● **TEXT SECTION**:
-.-.-

Scams Prevention Strategy Partnership and Advisory Group: terms of reference

Terms of reference for the Scams Prevention Strategy Partnership and Advisory Group.

Purpose and remit

The newly established Scams Prevention Strategy Partnership & Advisory Group exists to develop and provide a package of clear, robust and holistic advice to Ministers on what actions and wider considerations, or approach should be adopted for delivery within the upcoming Scams Awareness, Prevention & Enforcement Strategy for Scotland.

The Partnership & Advisory Group will build on the work of the previous Scams Partnership Group (October 2019 – January 2020) – the latter group brought together 29 organisations in order to provide initial insights regarding what currently works and what needs to be improved in order to successfully tackle scams in Scotland.  Based on feedback from members, it is proposed that the partnership is streamlined and refocused to direct discussions towards production of tangible outputs that address the key issues identified by the previous group.

Key criteria for advice and recommendations is outlined at Annex A.

-.-.-

● **DIRECTION A**: Return the stretch of the terms of reference from "Purpose and remit" through "Strategy for Scotland.", copied word for word.
● **DIRECTION B**: Output as a numbered list the lines of the records from the line containing "callout-pct: % 61 <box>244 103 266 113</box>" through the line containing "slice-value-label: 27 <box>143", leaving out blank lines.

-.-.-

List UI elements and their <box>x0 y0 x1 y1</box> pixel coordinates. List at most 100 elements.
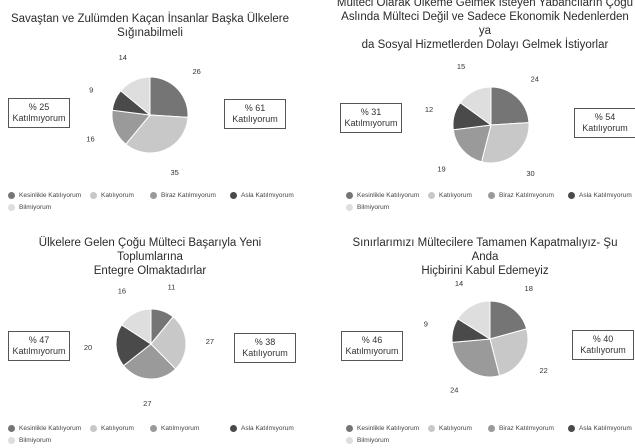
callout-pct: % 61 <box>244 103 266 113</box>
slice-value-label: 14 <box>455 279 463 288</box>
legend-swatch <box>488 192 495 199</box>
slice-value-label: 22 <box>540 366 548 375</box>
slice-value-label: 27 <box>143 399 151 408</box>
legend: Kesinlikle Katılıyorum Katılıyorum Katılmı… <box>8 424 308 448</box>
legend-swatch <box>90 192 97 199</box>
legend-label: Kesinlikle Katılıyorum <box>357 192 420 199</box>
pie-slice-katiliyorum <box>480 122 530 164</box>
slice-value-label: 11 <box>168 283 176 292</box>
callout-pct: % 31 <box>360 107 382 117</box>
legend-label: Katılmıyorum <box>161 425 200 432</box>
chart-title: Mülteci Olarak Ülkeme Gelmek İsteyen Yab… <box>336 0 634 51</box>
legend-item: Biraz Katılmıyorum <box>150 191 216 200</box>
legend: Kesinlikle Katılıyorum Katılıyorum Biraz K… <box>8 191 308 221</box>
slice-value-label: 18 <box>525 284 533 293</box>
slice-value-label: 14 <box>119 53 127 62</box>
legend-label: Katılıyorum <box>101 425 134 432</box>
slice-value-label: 15 <box>457 62 465 71</box>
pie-slice-biraz <box>451 338 501 378</box>
callout-label: Katılmıyorum <box>12 346 66 356</box>
callout-agree: % 61 Katılıyorum <box>224 99 286 129</box>
legend-item: Katılıyorum <box>428 191 472 200</box>
callout-disagree: % 46 Katılmıyorum <box>341 331 403 361</box>
legend-label: Bilmiyorum <box>357 204 390 211</box>
pie-slice-biraz <box>122 343 177 380</box>
pie-slice-bilmiyorum <box>457 300 491 340</box>
legend-item: Katılıyorum <box>90 191 134 200</box>
slice-value-label: 9 <box>89 86 93 95</box>
legend-item: Biraz Katılmıyorum <box>488 424 554 433</box>
legend-swatch <box>8 192 15 199</box>
legend: Kesinlikle Katılıyorum Katılıyorum Biraz K… <box>346 191 635 221</box>
legend-swatch <box>488 425 495 432</box>
slice-value-label: 26 <box>192 67 200 76</box>
legend-swatch <box>346 204 353 211</box>
legend-swatch <box>428 425 435 432</box>
legend-swatch <box>8 437 15 444</box>
callout-agree: % 38 Katılıyorum <box>234 333 296 363</box>
pie-slice-bilmiyorum <box>459 86 492 126</box>
pie-slice-biraz <box>452 124 492 163</box>
legend-label: Kesinlikle Katılıyorum <box>19 192 82 199</box>
legend-label: Asla Katılmıyorum <box>579 425 632 432</box>
slice-value-label: 19 <box>437 165 445 174</box>
callout-disagree: % 31 Katılmıyorum <box>340 103 402 133</box>
legend-label: Bilmiyorum <box>19 437 52 444</box>
legend-item: Bilmiyorum <box>8 203 51 212</box>
pie-slice-katiliyorum <box>489 328 529 377</box>
legend-swatch <box>568 192 575 199</box>
legend-label: Bilmiyorum <box>357 437 390 444</box>
callout-label: Katılmıyorum <box>12 113 66 123</box>
callout-pct: % 54 <box>594 112 616 122</box>
legend-item: Kesinlikle Katılıyorum <box>346 191 419 200</box>
callout-pct: % 38 <box>254 337 276 347</box>
callout-label: Katılıyorum <box>582 123 628 133</box>
pie-slice-katiliyorum <box>125 114 189 154</box>
chart-title: Savaştan ve Zulümden Kaçan İnsanlar Başk… <box>10 13 290 39</box>
callout-label: Katılmıyorum <box>344 118 398 128</box>
legend-swatch <box>230 425 237 432</box>
legend-swatch <box>230 192 237 199</box>
pie-slice-bilmiyorum <box>120 76 151 117</box>
pie-slice-kesinlikle <box>490 86 530 126</box>
legend-label: Biraz Katılmıyorum <box>499 425 554 432</box>
legend-swatch <box>90 425 97 432</box>
chart-title: Ülkelere Gelen Çoğu Mülteci Başarıyla Ye… <box>38 237 262 277</box>
pie-slice-asla <box>115 324 152 367</box>
callout-disagree: % 25 Katılmıyorum <box>8 98 70 128</box>
legend-item: Bilmiyorum <box>8 436 51 445</box>
slice-value-label: 12 <box>425 105 433 114</box>
legend: Kesinlikle Katılıyorum Katılıyorum Biraz K… <box>346 424 635 448</box>
legend-label: Katılıyorum <box>439 425 472 432</box>
legend-swatch <box>346 192 353 199</box>
legend-label: Asla Katılmıyorum <box>579 192 632 199</box>
callout-pct: % 25 <box>28 102 50 112</box>
callout-label: Katılıyorum <box>232 114 278 124</box>
legend-swatch <box>8 425 15 432</box>
callout-disagree: % 47 Katılmıyorum <box>8 331 70 361</box>
callout-label: Katılıyorum <box>580 345 626 355</box>
legend-swatch <box>150 192 157 199</box>
slice-value-label: 16 <box>118 286 126 295</box>
slice-value-label: 20 <box>84 343 92 352</box>
legend-item: Asla Katılmıyorum <box>230 424 294 433</box>
legend-item: Biraz Katılmıyorum <box>488 191 554 200</box>
slice-value-label: 24 <box>531 74 539 83</box>
pie-slice-katiliyorum <box>150 316 187 370</box>
legend-item: Bilmiyorum <box>346 203 389 212</box>
slice-value-label: 9 <box>424 320 428 329</box>
pie-slice-bilmiyorum <box>120 308 152 345</box>
legend-item: Asla Katılmıyorum <box>230 191 294 200</box>
legend-label: Katılıyorum <box>101 192 134 199</box>
callout-pct: % 46 <box>361 335 383 345</box>
legend-item: Katılıyorum <box>428 424 472 433</box>
chart-title: Sınırlarımızı Mültecilere Tamamen Kapatm… <box>352 237 618 277</box>
legend-swatch <box>8 204 15 211</box>
legend-swatch <box>346 437 353 444</box>
pie-slice-kesinlikle <box>489 300 528 340</box>
legend-item: Kesinlikle Katılıyorum <box>346 424 419 433</box>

-.-.-

● **COMPLETE ANSWER A**:
Purpose and remit

The newly established Scams Prevention Strategy Partnership & Advisory Group exists to develop and provide a package of clear, robust and holistic advice to Ministers on what actions and wider considerations, or approach should be adopted for delivery within the upcoming Scams Awareness, Prevention & Enforcement Strategy for Scotland.

● **COMPLETE ANSWER B**:
1. callout-pct: % 61 <box>244 103 266 113</box>
2. slice-value-label: 14 <box>455 279 463 288</box>
3. legend-swatch <box>488 192 495 199</box>
4. slice-value-label: 22 <box>540 366 548 375</box>
5. slice-value-label: 27 <box>143 399 151 408</box>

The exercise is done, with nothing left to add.